Start SUPPLIED RECORDS
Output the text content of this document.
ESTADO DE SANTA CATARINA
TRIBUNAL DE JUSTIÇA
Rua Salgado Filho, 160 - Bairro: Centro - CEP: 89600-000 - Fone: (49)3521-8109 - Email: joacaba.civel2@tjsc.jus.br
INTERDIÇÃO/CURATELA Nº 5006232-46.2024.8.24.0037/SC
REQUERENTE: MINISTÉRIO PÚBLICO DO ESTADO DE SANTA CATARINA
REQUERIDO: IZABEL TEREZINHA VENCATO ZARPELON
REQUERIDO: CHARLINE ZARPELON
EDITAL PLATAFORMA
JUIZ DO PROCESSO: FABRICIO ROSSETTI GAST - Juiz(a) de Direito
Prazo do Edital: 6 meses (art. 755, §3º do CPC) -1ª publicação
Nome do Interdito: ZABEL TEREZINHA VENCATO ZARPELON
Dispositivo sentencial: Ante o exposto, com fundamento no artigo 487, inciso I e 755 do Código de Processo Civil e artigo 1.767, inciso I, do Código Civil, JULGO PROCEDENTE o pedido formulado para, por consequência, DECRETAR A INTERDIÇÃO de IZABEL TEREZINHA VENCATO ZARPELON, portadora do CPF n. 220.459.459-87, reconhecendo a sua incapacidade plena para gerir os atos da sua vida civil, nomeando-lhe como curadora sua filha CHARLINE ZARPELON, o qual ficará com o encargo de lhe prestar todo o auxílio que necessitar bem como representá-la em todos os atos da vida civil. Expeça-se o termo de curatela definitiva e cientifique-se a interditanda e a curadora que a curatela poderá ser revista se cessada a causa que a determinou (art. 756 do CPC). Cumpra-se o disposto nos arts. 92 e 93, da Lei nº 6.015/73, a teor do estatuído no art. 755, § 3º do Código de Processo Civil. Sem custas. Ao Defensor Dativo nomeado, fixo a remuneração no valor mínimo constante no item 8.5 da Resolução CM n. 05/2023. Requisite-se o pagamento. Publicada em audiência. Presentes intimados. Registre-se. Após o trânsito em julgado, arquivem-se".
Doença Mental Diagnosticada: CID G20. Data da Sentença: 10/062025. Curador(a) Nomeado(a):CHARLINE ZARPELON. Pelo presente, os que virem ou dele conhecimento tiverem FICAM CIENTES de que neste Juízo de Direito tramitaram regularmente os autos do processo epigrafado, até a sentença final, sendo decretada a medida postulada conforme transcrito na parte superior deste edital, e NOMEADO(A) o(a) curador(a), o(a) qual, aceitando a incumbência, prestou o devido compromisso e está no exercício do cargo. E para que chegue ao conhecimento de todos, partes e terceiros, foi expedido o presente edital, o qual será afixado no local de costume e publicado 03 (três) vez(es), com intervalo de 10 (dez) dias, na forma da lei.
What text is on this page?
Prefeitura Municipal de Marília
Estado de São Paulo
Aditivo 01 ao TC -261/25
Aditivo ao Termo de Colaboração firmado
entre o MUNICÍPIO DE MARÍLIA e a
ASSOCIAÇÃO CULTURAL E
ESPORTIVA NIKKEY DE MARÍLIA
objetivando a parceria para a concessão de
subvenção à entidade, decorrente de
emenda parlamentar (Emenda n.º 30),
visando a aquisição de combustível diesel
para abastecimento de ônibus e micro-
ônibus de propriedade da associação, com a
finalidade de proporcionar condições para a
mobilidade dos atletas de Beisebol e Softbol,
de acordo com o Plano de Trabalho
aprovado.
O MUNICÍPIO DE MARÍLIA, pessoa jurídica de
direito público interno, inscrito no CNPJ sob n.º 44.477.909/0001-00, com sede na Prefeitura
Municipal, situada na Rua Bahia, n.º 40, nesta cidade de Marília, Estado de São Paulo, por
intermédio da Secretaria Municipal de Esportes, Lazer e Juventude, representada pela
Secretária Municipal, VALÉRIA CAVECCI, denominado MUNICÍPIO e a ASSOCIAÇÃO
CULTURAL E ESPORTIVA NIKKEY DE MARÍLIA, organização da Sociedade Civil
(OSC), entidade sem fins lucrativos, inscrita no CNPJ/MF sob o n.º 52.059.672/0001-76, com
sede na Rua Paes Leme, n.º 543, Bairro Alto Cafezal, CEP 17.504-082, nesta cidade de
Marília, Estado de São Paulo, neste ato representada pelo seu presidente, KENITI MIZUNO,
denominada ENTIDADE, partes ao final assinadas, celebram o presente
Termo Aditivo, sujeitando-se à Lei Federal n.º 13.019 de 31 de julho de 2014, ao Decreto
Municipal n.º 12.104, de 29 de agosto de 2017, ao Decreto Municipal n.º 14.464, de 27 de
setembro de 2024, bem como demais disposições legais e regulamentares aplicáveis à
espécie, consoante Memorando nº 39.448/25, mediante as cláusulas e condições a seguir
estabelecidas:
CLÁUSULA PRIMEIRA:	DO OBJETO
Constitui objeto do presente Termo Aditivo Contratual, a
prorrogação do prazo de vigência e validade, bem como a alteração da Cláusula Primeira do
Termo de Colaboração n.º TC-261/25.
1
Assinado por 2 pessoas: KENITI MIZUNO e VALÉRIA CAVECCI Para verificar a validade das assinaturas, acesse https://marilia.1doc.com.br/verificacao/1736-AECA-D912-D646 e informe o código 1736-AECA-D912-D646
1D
End SUPPLIED RECORDS
Start SUPPLIED RECORDS
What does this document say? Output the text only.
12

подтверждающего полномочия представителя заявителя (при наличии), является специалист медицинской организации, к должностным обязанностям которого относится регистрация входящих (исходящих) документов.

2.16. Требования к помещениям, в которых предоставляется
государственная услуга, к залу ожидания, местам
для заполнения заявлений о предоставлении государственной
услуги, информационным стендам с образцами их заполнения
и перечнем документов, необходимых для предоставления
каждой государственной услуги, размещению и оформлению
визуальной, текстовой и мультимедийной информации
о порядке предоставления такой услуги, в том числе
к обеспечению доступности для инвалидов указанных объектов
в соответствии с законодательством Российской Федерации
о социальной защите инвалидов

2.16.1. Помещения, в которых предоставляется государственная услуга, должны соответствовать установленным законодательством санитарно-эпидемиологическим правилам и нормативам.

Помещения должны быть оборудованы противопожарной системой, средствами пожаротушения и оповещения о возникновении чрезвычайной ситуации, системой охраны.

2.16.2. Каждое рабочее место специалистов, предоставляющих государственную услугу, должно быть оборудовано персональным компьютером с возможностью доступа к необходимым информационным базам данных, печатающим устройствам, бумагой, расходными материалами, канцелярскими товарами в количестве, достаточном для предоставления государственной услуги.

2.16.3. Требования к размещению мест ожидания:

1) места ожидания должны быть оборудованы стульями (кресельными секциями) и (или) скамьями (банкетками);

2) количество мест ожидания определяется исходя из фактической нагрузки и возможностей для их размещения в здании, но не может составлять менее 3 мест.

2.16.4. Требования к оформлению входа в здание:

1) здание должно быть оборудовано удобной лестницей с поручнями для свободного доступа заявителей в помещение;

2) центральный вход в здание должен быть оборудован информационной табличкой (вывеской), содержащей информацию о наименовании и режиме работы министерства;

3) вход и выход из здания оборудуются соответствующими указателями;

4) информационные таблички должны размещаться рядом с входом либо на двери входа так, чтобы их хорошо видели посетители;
End SUPPLIED RECORDS
### GIVEN REQUEST
Sift the material for lines with the string "здание". Copy each one found.

### THE COMPLETED TASK
2.16.4. Требования к оформлению входа в здание:
1) здание должно быть оборудовано удобной лестницей с поручнями для свободного доступа заявителей в помещение;
2) центральный вход в здание должен быть оборудован информационной табличкой (вывеской), содержащей информацию о наименовании и режиме работы министерства;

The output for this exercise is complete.